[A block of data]

begin

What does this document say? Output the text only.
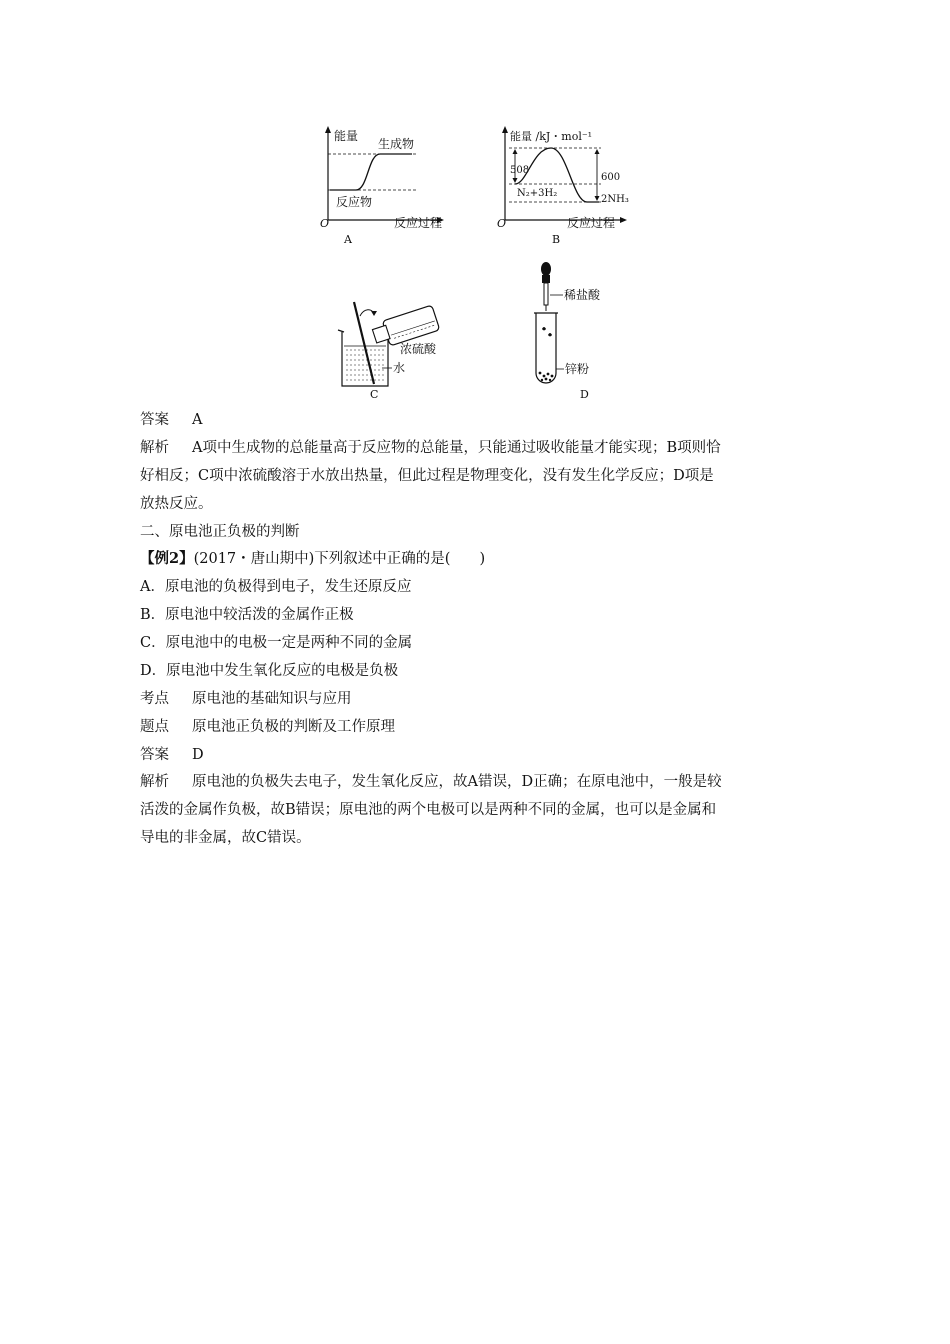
能量
生成物
反应物
O	反应过程
A
能量 /kJ・mol⁻¹
508
600
N₂+3H₂
2NH₃
O	反应过程
B
浓硫酸
水
C
稀盐酸
锌粉
D
答案 A
解析 A项中生成物的总能量高于反应物的总能量，只能通过吸收能量才能实现；B项则恰
好相反；C项中浓硫酸溶于水放出热量，但此过程是物理变化，没有发生化学反应；D项是
放热反应。
二、原电池正负极的判断
【例2】(2017・唐山期中)下列叙述中正确的是(　　)
A．原电池的负极得到电子，发生还原反应
B．原电池中较活泼的金属作正极
C．原电池中的电极一定是两种不同的金属
D．原电池中发生氧化反应的电极是负极
考点 原电池的基础知识与应用
题点 原电池正负极的判断及工作原理
答案 D
解析 原电池的负极失去电子，发生氧化反应，故A错误，D正确；在原电池中，一般是较
活泼的金属作负极，故B错误；原电池的两个电极可以是两种不同的金属，也可以是金属和
导电的非金属，故C错误。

end

_Instructions to follow_
From the listing, extract all text exactly as given and drop any picture.

_Result of the exercise_
What does this document say? Output the text only.
能量
生成物
反应物
O	反应过程
A
能量 /kJ・mol⁻¹
508
600
N₂+3H₂
2NH₃
O	反应过程
B
浓硫酸
水
C
稀盐酸
锌粉
D
答案 A
解析 A项中生成物的总能量高于反应物的总能量，只能通过吸收能量才能实现；B项则恰
好相反；C项中浓硫酸溶于水放出热量，但此过程是物理变化，没有发生化学反应；D项是
放热反应。
二、原电池正负极的判断
【例2】(2017・唐山期中)下列叙述中正确的是(　　)
A．原电池的负极得到电子，发生还原反应
B．原电池中较活泼的金属作正极
C．原电池中的电极一定是两种不同的金属
D．原电池中发生氧化反应的电极是负极
考点 原电池的基础知识与应用
题点 原电池正负极的判断及工作原理
答案 D
解析 原电池的负极失去电子，发生氧化反应，故A错误，D正确；在原电池中，一般是较
活泼的金属作负极，故B错误；原电池的两个电极可以是两种不同的金属，也可以是金属和
导电的非金属，故C错误。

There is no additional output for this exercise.